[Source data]
--- Begin ---

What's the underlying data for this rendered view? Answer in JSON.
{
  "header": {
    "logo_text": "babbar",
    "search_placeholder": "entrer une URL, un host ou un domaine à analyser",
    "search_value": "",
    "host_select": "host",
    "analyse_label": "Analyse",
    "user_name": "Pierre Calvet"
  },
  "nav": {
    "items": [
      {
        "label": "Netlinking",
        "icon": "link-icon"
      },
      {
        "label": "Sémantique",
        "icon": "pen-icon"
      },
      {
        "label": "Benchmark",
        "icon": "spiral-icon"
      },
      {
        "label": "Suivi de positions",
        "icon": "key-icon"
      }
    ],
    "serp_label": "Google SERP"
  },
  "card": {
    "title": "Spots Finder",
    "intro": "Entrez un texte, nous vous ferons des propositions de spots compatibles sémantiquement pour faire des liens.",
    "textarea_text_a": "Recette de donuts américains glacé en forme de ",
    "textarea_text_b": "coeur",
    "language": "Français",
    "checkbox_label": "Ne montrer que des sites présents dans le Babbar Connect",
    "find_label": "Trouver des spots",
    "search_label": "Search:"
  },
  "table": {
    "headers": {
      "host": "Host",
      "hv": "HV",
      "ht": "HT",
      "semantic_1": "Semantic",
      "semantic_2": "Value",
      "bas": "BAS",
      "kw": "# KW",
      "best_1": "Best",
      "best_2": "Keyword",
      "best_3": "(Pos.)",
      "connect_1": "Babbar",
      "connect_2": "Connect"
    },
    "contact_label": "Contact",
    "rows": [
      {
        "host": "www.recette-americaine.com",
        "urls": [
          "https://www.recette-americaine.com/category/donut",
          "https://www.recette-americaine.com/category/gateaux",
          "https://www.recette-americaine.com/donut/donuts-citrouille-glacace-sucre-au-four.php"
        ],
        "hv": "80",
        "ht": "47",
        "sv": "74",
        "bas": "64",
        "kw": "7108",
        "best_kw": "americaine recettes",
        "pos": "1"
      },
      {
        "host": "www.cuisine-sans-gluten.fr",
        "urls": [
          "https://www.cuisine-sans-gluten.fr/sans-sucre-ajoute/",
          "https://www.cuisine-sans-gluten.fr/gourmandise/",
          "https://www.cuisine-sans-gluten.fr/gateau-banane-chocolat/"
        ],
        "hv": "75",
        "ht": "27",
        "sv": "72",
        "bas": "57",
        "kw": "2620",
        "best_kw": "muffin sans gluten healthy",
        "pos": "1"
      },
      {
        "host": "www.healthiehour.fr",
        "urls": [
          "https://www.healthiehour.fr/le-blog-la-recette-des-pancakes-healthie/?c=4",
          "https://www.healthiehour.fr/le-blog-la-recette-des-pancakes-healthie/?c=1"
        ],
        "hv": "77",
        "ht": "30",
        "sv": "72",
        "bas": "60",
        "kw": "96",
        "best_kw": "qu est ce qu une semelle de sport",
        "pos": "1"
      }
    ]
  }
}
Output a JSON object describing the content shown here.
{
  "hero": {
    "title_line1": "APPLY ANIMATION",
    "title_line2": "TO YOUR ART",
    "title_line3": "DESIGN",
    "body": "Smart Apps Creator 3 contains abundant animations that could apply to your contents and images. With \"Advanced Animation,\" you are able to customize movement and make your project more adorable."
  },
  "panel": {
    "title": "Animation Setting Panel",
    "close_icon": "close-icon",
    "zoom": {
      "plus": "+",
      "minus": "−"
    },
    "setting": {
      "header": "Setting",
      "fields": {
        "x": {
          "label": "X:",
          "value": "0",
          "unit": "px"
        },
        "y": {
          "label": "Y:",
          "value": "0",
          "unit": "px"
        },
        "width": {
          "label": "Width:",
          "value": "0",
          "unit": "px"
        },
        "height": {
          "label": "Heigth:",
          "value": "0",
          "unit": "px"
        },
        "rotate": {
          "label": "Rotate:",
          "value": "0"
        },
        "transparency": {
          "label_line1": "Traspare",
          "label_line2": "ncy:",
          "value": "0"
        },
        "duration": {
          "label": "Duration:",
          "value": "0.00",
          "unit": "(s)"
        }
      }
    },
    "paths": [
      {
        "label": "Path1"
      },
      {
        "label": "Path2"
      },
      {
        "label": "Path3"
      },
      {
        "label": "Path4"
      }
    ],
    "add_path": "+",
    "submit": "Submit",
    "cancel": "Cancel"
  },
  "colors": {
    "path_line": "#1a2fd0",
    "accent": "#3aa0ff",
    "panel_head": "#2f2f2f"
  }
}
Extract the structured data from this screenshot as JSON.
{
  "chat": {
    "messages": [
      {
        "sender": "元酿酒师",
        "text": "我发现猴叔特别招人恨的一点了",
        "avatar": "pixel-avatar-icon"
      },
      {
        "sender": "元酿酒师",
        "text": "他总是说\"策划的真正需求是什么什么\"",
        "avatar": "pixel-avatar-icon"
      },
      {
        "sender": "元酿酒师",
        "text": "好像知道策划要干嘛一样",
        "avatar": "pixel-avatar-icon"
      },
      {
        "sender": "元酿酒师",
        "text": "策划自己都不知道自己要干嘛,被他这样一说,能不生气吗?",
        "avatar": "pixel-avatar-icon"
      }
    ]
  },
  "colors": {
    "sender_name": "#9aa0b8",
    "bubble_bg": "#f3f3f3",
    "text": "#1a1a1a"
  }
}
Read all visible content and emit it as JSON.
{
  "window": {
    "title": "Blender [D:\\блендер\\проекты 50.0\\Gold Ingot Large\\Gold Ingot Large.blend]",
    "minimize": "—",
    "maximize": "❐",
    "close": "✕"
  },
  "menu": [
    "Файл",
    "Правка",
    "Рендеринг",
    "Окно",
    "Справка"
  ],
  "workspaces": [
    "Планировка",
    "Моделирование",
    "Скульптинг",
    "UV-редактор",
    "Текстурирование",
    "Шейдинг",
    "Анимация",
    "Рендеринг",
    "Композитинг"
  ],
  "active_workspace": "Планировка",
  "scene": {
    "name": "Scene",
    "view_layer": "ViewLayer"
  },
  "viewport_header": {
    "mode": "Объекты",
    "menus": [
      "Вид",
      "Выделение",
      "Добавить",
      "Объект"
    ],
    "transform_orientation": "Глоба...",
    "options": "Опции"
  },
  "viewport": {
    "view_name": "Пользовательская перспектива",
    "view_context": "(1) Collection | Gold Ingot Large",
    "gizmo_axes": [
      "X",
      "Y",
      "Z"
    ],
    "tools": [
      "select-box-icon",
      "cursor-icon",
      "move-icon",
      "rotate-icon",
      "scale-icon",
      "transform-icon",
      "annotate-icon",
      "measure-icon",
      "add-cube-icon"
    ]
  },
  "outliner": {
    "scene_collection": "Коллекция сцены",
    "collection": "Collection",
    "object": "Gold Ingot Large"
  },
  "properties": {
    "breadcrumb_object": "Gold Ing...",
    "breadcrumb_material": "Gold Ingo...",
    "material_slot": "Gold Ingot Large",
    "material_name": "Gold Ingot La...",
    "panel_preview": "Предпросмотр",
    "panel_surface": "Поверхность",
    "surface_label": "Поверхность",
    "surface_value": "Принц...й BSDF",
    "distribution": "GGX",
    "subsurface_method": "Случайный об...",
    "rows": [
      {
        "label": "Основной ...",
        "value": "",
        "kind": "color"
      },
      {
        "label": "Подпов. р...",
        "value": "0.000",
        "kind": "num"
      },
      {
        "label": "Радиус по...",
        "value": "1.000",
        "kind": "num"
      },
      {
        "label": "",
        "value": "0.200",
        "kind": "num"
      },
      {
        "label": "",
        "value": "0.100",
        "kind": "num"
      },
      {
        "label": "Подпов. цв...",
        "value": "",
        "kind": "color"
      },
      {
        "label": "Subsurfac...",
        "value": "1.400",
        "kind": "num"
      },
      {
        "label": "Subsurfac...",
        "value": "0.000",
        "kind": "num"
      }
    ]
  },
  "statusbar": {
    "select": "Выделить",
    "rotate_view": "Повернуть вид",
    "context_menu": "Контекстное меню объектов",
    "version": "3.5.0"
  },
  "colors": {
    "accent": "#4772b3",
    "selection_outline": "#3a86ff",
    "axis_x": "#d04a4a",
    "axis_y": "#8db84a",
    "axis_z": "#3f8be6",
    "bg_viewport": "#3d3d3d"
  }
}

--- End ---

To do: Look through the entries above; copy each line where the string "Поверхность" appears.

Completed exercise:
    "panel_surface": "Поверхность",
    "surface_label": "Поверхность",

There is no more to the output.